--- Begin Records for this exercise ---

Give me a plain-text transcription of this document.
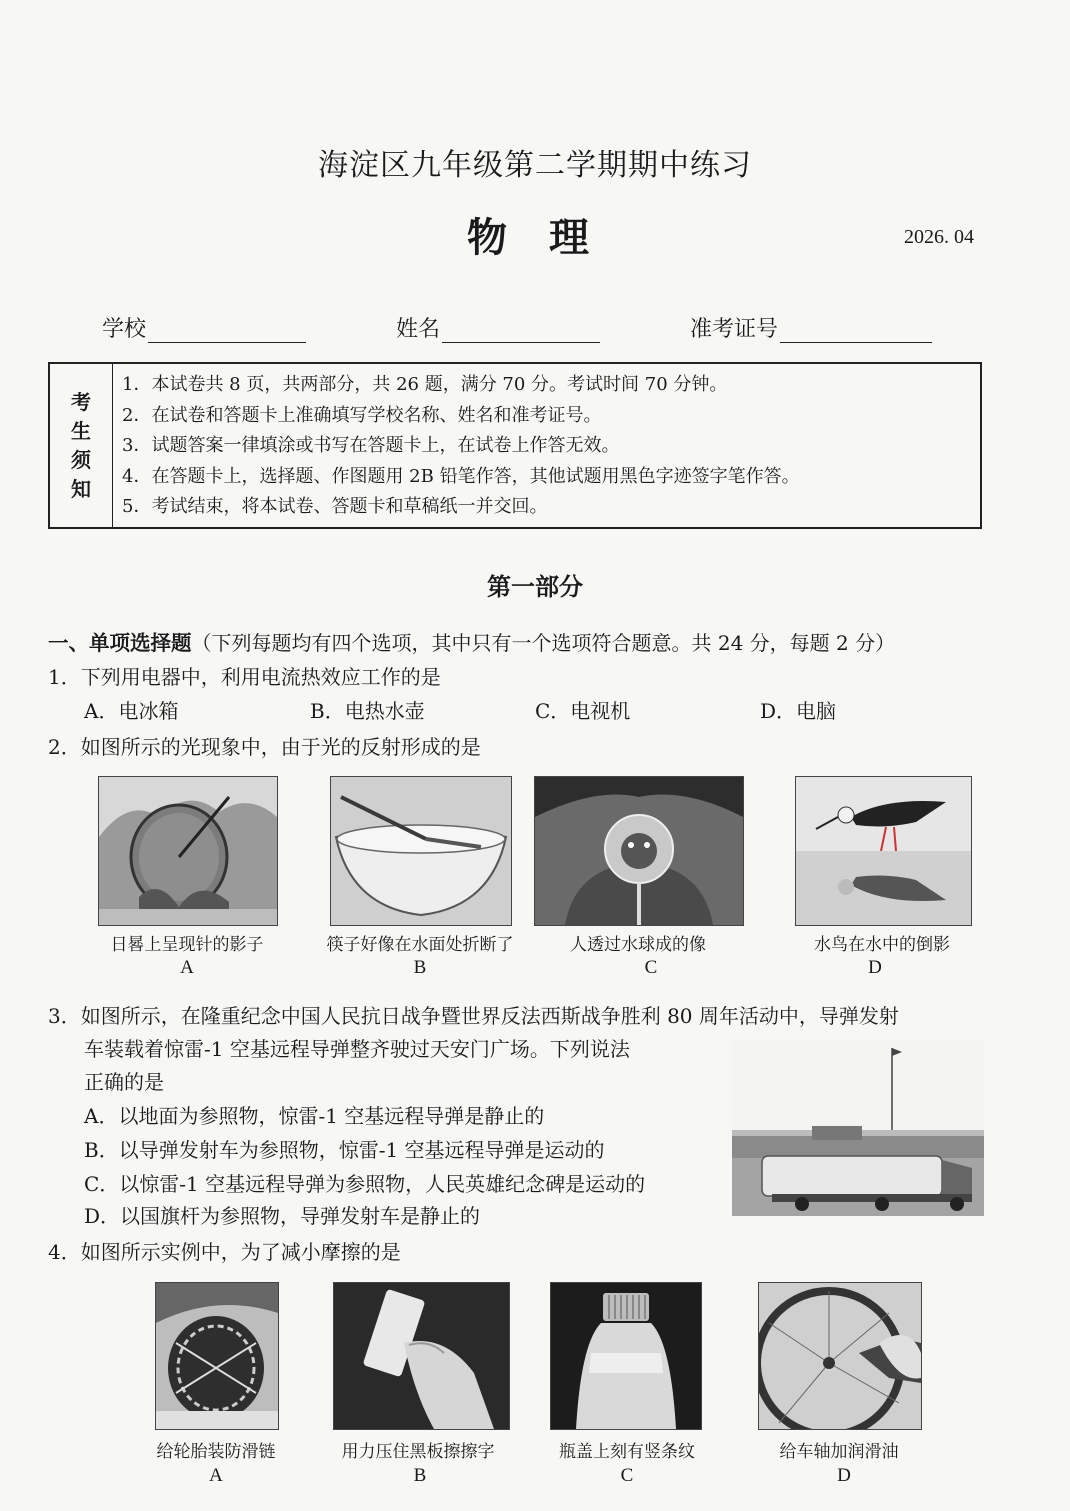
海淀区九年级第二学期期中练习
物 理	2026. 04
学校	姓名	准考证号
考
生
须
知
1．本试卷共 8 页，共两部分，共 26 题，满分 70 分。考试时间 70 分钟。
2．在试卷和答题卡上准确填写学校名称、姓名和准考证号。
3．试题答案一律填涂或书写在答题卡上，在试卷上作答无效。
4．在答题卡上，选择题、作图题用 2B 铅笔作答，其他试题用黑色字迹签字笔作答。
5．考试结束，将本试卷、答题卡和草稿纸一并交回。
第一部分
一、单项选择题（下列每题均有四个选项，其中只有一个选项符合题意。共 24 分，每题 2 分）
1．下列用电器中，利用电流热效应工作的是
A．电冰箱	B．电热水壶	C．电视机	D．电脑
2．如图所示的光现象中，由于光的反射形成的是
日晷上呈现针的影子	筷子好像在水面处折断了	人透过水球成的像	水鸟在水中的倒影
A	B	C	D
3．如图所示，在隆重纪念中国人民抗日战争暨世界反法西斯战争胜利 80 周年活动中，导弹发射
车装载着惊雷-1 空基远程导弹整齐驶过天安门广场。下列说法
正确的是
A．以地面为参照物，惊雷-1 空基远程导弹是静止的
B．以导弹发射车为参照物，惊雷-1 空基远程导弹是运动的
C．以惊雷-1 空基远程导弹为参照物，人民英雄纪念碑是运动的
D．以国旗杆为参照物，导弹发射车是静止的
4．如图所示实例中，为了减小摩擦的是
给轮胎装防滑链	用力压住黑板擦擦字	瓶盖上刻有竖条纹	给车轴加润滑油
A	B	C	D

--- End Records for this exercise ---

- **Exercise task**: Print the whole listing above once more, word for word, without its pictures.

- **Answer below**:
Give me a plain-text transcription of this document.
海淀区九年级第二学期期中练习
物 理	2026. 04
学校	姓名	准考证号
考
生
须
知
1．本试卷共 8 页，共两部分，共 26 题，满分 70 分。考试时间 70 分钟。
2．在试卷和答题卡上准确填写学校名称、姓名和准考证号。
3．试题答案一律填涂或书写在答题卡上，在试卷上作答无效。
4．在答题卡上，选择题、作图题用 2B 铅笔作答，其他试题用黑色字迹签字笔作答。
5．考试结束，将本试卷、答题卡和草稿纸一并交回。
第一部分
一、单项选择题（下列每题均有四个选项，其中只有一个选项符合题意。共 24 分，每题 2 分）
1．下列用电器中，利用电流热效应工作的是
A．电冰箱	B．电热水壶	C．电视机	D．电脑
2．如图所示的光现象中，由于光的反射形成的是
日晷上呈现针的影子	筷子好像在水面处折断了	人透过水球成的像	水鸟在水中的倒影
A	B	C	D
3．如图所示，在隆重纪念中国人民抗日战争暨世界反法西斯战争胜利 80 周年活动中，导弹发射
车装载着惊雷-1 空基远程导弹整齐驶过天安门广场。下列说法
正确的是
A．以地面为参照物，惊雷-1 空基远程导弹是静止的
B．以导弹发射车为参照物，惊雷-1 空基远程导弹是运动的
C．以惊雷-1 空基远程导弹为参照物，人民英雄纪念碑是运动的
D．以国旗杆为参照物，导弹发射车是静止的
4．如图所示实例中，为了减小摩擦的是
给轮胎装防滑链	用力压住黑板擦擦字	瓶盖上刻有竖条纹	给车轴加润滑油
A	B	C	D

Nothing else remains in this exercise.